Set exercise ▸ Reproduce the listing verbatim.

Dataset records ▸
↓↓↓

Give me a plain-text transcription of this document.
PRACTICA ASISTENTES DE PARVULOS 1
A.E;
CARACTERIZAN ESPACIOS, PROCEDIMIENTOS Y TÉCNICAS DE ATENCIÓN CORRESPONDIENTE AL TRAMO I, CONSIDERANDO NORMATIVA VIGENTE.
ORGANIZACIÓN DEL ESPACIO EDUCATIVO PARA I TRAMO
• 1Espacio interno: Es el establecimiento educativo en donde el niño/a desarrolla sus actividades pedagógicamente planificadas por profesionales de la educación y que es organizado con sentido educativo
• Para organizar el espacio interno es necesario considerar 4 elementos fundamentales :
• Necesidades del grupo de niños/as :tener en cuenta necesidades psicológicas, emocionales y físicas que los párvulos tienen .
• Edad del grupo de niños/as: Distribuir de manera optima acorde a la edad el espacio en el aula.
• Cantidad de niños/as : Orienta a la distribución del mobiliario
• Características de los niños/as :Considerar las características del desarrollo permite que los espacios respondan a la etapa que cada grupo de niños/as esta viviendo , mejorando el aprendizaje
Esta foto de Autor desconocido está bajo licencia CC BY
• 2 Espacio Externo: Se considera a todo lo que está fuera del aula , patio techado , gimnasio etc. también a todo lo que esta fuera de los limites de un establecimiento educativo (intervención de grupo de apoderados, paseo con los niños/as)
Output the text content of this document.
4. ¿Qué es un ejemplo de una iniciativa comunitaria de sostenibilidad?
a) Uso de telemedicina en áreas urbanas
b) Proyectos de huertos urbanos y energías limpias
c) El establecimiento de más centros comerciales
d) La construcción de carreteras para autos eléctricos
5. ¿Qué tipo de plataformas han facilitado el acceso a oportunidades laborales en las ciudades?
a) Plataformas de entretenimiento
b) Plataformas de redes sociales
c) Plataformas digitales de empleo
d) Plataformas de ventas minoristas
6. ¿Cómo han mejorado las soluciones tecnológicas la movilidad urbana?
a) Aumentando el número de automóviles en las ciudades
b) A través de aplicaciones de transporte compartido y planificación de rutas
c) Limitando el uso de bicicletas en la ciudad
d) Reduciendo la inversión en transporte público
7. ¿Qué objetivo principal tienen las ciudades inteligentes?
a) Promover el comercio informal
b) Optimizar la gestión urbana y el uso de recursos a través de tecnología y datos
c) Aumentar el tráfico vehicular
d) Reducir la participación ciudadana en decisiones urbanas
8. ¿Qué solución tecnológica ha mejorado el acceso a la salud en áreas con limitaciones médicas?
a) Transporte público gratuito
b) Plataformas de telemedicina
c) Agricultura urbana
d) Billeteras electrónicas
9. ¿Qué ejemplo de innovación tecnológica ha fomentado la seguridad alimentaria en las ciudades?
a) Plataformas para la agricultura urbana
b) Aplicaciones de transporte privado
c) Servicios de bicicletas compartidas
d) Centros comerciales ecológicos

↑↑↑

Written response ▸
Give me a plain-text transcription of this document.
PRACTICA ASISTENTES DE PARVULOS 1
A.E;
CARACTERIZAN ESPACIOS, PROCEDIMIENTOS Y TÉCNICAS DE ATENCIÓN CORRESPONDIENTE AL TRAMO I, CONSIDERANDO NORMATIVA VIGENTE.
ORGANIZACIÓN DEL ESPACIO EDUCATIVO PARA I TRAMO
• 1Espacio interno: Es el establecimiento educativo en donde el niño/a desarrolla sus actividades pedagógicamente planificadas por profesionales de la educación y que es organizado con sentido educativo
• Para organizar el espacio interno es necesario considerar 4 elementos fundamentales :
• Necesidades del grupo de niños/as :tener en cuenta necesidades psicológicas, emocionales y físicas que los párvulos tienen .
• Edad del grupo de niños/as: Distribuir de manera optima acorde a la edad el espacio en el aula.
• Cantidad de niños/as : Orienta a la distribución del mobiliario
• Características de los niños/as :Considerar las características del desarrollo permite que los espacios respondan a la etapa que cada grupo de niños/as esta viviendo , mejorando el aprendizaje
Esta foto de Autor desconocido está bajo licencia CC BY
• 2 Espacio Externo: Se considera a todo lo que está fuera del aula , patio techado , gimnasio etc. también a todo lo que esta fuera de los limites de un establecimiento educativo (intervención de grupo de apoderados, paseo con los niños/as)
Output the text content of this document.
4. ¿Qué es un ejemplo de una iniciativa comunitaria de sostenibilidad?
a) Uso de telemedicina en áreas urbanas
b) Proyectos de huertos urbanos y energías limpias
c) El establecimiento de más centros comerciales
d) La construcción de carreteras para autos eléctricos
5. ¿Qué tipo de plataformas han facilitado el acceso a oportunidades laborales en las ciudades?
a) Plataformas de entretenimiento
b) Plataformas de redes sociales
c) Plataformas digitales de empleo
d) Plataformas de ventas minoristas
6. ¿Cómo han mejorado las soluciones tecnológicas la movilidad urbana?
a) Aumentando el número de automóviles en las ciudades
b) A través de aplicaciones de transporte compartido y planificación de rutas
c) Limitando el uso de bicicletas en la ciudad
d) Reduciendo la inversión en transporte público
7. ¿Qué objetivo principal tienen las ciudades inteligentes?
a) Promover el comercio informal
b) Optimizar la gestión urbana y el uso de recursos a través de tecnología y datos
c) Aumentar el tráfico vehicular
d) Reducir la participación ciudadana en decisiones urbanas
8. ¿Qué solución tecnológica ha mejorado el acceso a la salud en áreas con limitaciones médicas?
a) Transporte público gratuito
b) Plataformas de telemedicina
c) Agricultura urbana
d) Billeteras electrónicas
9. ¿Qué ejemplo de innovación tecnológica ha fomentado la seguridad alimentaria en las ciudades?
a) Plataformas para la agricultura urbana
b) Aplicaciones de transporte privado
c) Servicios de bicicletas compartidas
d) Centros comerciales ecológicos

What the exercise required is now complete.